▶ [What this task involves] No images are to be carried over; print all other material exactly as it stands.

++++ Provided data ++++

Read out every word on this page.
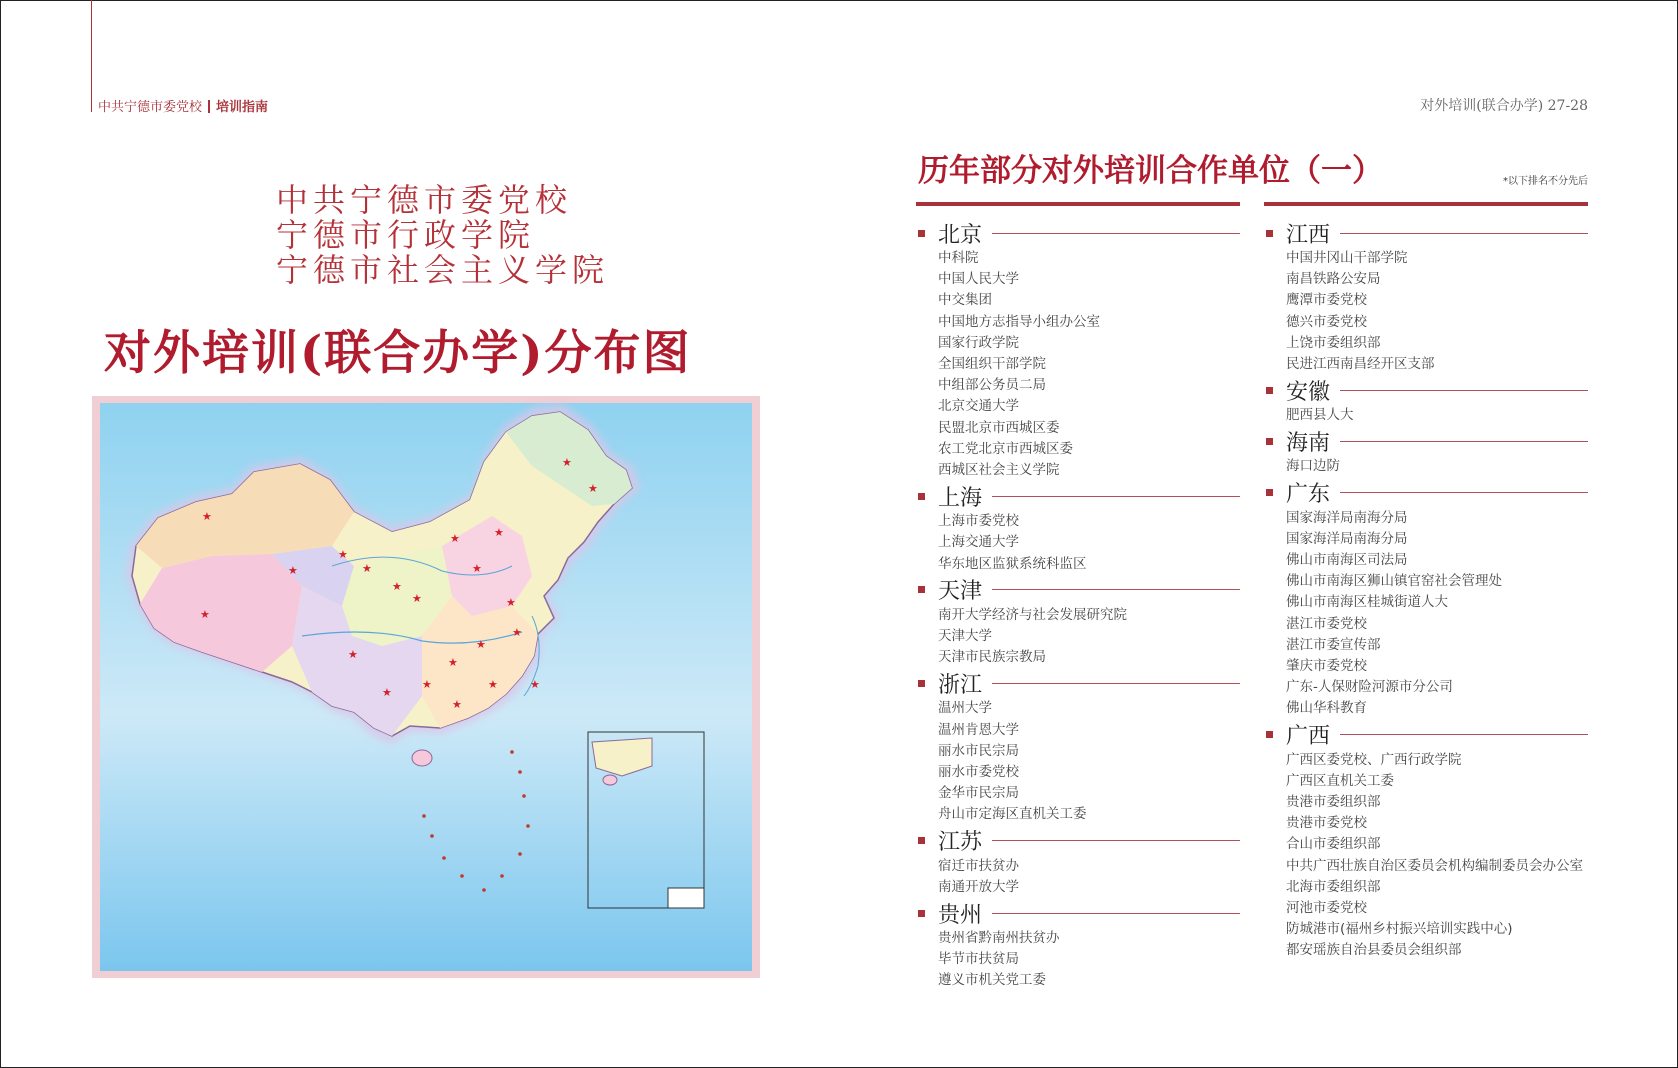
中共宁德市委党校 培训指南	对外培训(联合办学) 27-28
中共宁德市委党校
宁德市行政学院
宁德市社会主义学院
对外培训(联合办学)分布图
★
★
★
★
★
★
★
★
★
★
★
★
★
★
★
★
★
★
★
★
★
★
历年部分对外培训合作单位（一）	*以下排名不分先后
北京
中科院
中国人民大学
中交集团
中国地方志指导小组办公室
国家行政学院
全国组织干部学院
中组部公务员二局
北京交通大学
民盟北京市西城区委
农工党北京市西城区委
西城区社会主义学院
上海
上海市委党校
上海交通大学
华东地区监狱系统科监区
天津
南开大学经济与社会发展研究院
天津大学
天津市民族宗教局
浙江
温州大学
温州肯恩大学
丽水市民宗局
丽水市委党校
金华市民宗局
舟山市定海区直机关工委
江苏
宿迁市扶贫办
南通开放大学
贵州
贵州省黔南州扶贫办
毕节市扶贫局
遵义市机关党工委
江西
中国井冈山干部学院
南昌铁路公安局
鹰潭市委党校
德兴市委党校
上饶市委组织部
民进江西南昌经开区支部
安徽
肥西县人大
海南
海口边防
广东
国家海洋局南海分局
国家海洋局南海分局
佛山市南海区司法局
佛山市南海区狮山镇官窑社会管理处
佛山市南海区桂城街道人大
湛江市委党校
湛江市委宣传部
肇庆市委党校
广东-人保财险河源市分公司
佛山华科教育
广西
广西区委党校、广西行政学院
广西区直机关工委
贵港市委组织部
贵港市委党校
合山市委组织部
中共广西壮族自治区委员会机构编制委员会办公室
北海市委组织部
河池市委党校
防城港市(福州乡村振兴培训实践中心)
都安瑶族自治县委员会组织部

++++

▶ [Finished task]
Read out every word on this page.
中共宁德市委党校 培训指南	对外培训(联合办学) 27-28
中共宁德市委党校
宁德市行政学院
宁德市社会主义学院
对外培训(联合办学)分布图
★
★
★
★
★
★
★
★
★
★
★
★
★
★
★
★
★
★
★
★
★
★
历年部分对外培训合作单位（一）	*以下排名不分先后
北京
中科院
中国人民大学
中交集团
中国地方志指导小组办公室
国家行政学院
全国组织干部学院
中组部公务员二局
北京交通大学
民盟北京市西城区委
农工党北京市西城区委
西城区社会主义学院
上海
上海市委党校
上海交通大学
华东地区监狱系统科监区
天津
南开大学经济与社会发展研究院
天津大学
天津市民族宗教局
浙江
温州大学
温州肯恩大学
丽水市民宗局
丽水市委党校
金华市民宗局
舟山市定海区直机关工委
江苏
宿迁市扶贫办
南通开放大学
贵州
贵州省黔南州扶贫办
毕节市扶贫局
遵义市机关党工委
江西
中国井冈山干部学院
南昌铁路公安局
鹰潭市委党校
德兴市委党校
上饶市委组织部
民进江西南昌经开区支部
安徽
肥西县人大
海南
海口边防
广东
国家海洋局南海分局
国家海洋局南海分局
佛山市南海区司法局
佛山市南海区狮山镇官窑社会管理处
佛山市南海区桂城街道人大
湛江市委党校
湛江市委宣传部
肇庆市委党校
广东-人保财险河源市分公司
佛山华科教育
广西
广西区委党校、广西行政学院
广西区直机关工委
贵港市委组织部
贵港市委党校
合山市委组织部
中共广西壮族自治区委员会机构编制委员会办公室
北海市委组织部
河池市委党校
防城港市(福州乡村振兴培训实践中心)
都安瑶族自治县委员会组织部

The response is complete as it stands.